======== Text section ========
# HAPPY THANKSGIVING!!!!



## maryannette (Nov 25, 2009)

We're cooking at my house. My daughters are old enough to help, so it will be more fun than work.

The menu includes turkey and ham, stuffing, gravy, casseroles, and PIES - apple, pumpkin, and pecan.

That's pecan - PEE-CAN! North Carolina.


----------



## MA_PE (Nov 25, 2009)

thanks Mary. Happy Thanksgiving to you and yours. Have a great one!


----------



## Ble_PE (Nov 25, 2009)

Thanks Mary! I hope everyone has a safe, Happy Thanksgiving!


----------



## maryannette (Nov 25, 2009)

What I'm thankful for:

Too many blessings to list.

Family, health, happiness, home, friends, freedom, food, knowledge, strength, pumpkin pie, faith, love, mashed potatoes with gravy ...


----------



## Road Guy (Nov 25, 2009)

hope you all have a wonderful thanksgiving!

reminder they generally start playing christmas music Friday ......


----------



## Ble_PE (Nov 25, 2009)

^Two radio stations here have been playing it full time for about 2 weeks now.


----------



## FLBuff PE (Nov 25, 2009)

Happy Thatnksgiving to all you EB'ers! Mary, a pecan is a nut, a PEE-CAN is what a trucker uses.


----------



## Supe (Nov 25, 2009)

Have a good one, all. I'm dieting and MIAF wants a "real" Thanksgiving dinner, so I think we're going to Golden Corral for the Thanksgiving buffet


----------



## Guest (Nov 25, 2009)

Happy Thanksgiving everyone!!
========
Actions to take:
1. Could you reproduce the passage of the Thanksgiving thread starting at "We're cooking at" and ending at "pumpkin, and pecan."?
2. In the Thanksgiving thread, where does Supe think they are going for the Thanksgiving buffet?
3. Can you carry on the Thanksgiving forum thread past its last post?
======== Data provided ========
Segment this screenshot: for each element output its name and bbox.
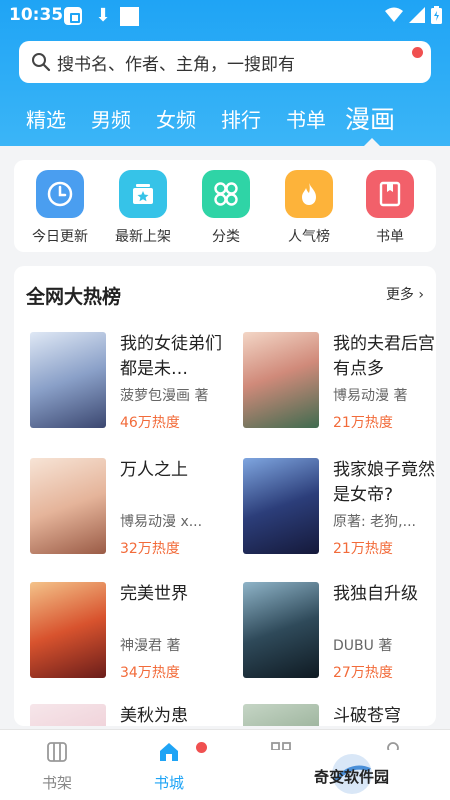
========
Answers by task:
1.
We're cooking at my house. My daughters are old enough to help, so it will be more fun than work.

The menu includes turkey and ham, stuffing, gravy, casseroles, and PIES - apple, pumpkin, and pecan.

2. Golden Corral

3.
My new wife and I will be spending it alone but I have invited mudpuppy to bring his girlfriend by for leftovers this weekend. :woot:

JR


----------



## csb (Nov 25, 2009)

Happy Thanksgiving!


----------



## Supe (Nov 25, 2009)

jregieng said:


> Happy Thanksgiving everyone!!
> 
> 
> 
> ...



Enjoy a little late-night gobble-gobble. Wink.


----------



## EM_PS (Nov 25, 2009)

^ a rousing round of hide the gizzard maybe?

Enjoy all!  - hope the football's watchable that day...or maybe there will be an NBA game, or bowling, or billiards or something


----------



## Paul S (Nov 25, 2009)

Happy Thanksgiving to you all!


----------



## maryannette (Nov 25, 2009)

FLBuff PE said:


> Happy Thatnksgiving to all you EB'ers! Mary, a pecan is a nut, a PEE-CAN is what a trucker uses.


Yes, they are pecan pies, pronounced, "pee-can".


----------



## Flyer_PE (Nov 25, 2009)

Happy Thanksgiving!


----------



## frazil (Nov 25, 2009)

Happy Thanksgiving everyone! we're having people over to our house tomorrow. I don't mind since I get to choose the menu, but it looks like it will be a late night.


----------



## Dleg (Nov 25, 2009)

Happy thanksgiving everyone!

Notes from the future: It's grey, chilly fall weather. Typhoon about 200 miles away, windy, and probably down to 82 deg. Brrrrrr!


----------



## TouchDown (Nov 25, 2009)

Following suit, Happy Thanksgiving everyone!

Hope those travelling get there and back safely.

I'm making the turkey and taking it to my Mom's house tomorrow. Stupid weight loss challenge. I'm only going to eat 1 plate tomorrow. And I already know that my Mom is making my favorite desert (5 layer something or other).

I love food.


----------



## Dark Knight (Nov 25, 2009)

Feliz Día de Acción de Gracias!!!!!!


----------



## Fluvial (Nov 26, 2009)

Wishing everyone a safe and happy Thanksgiving! Good luck to all the deer hunters going out this weekend, too.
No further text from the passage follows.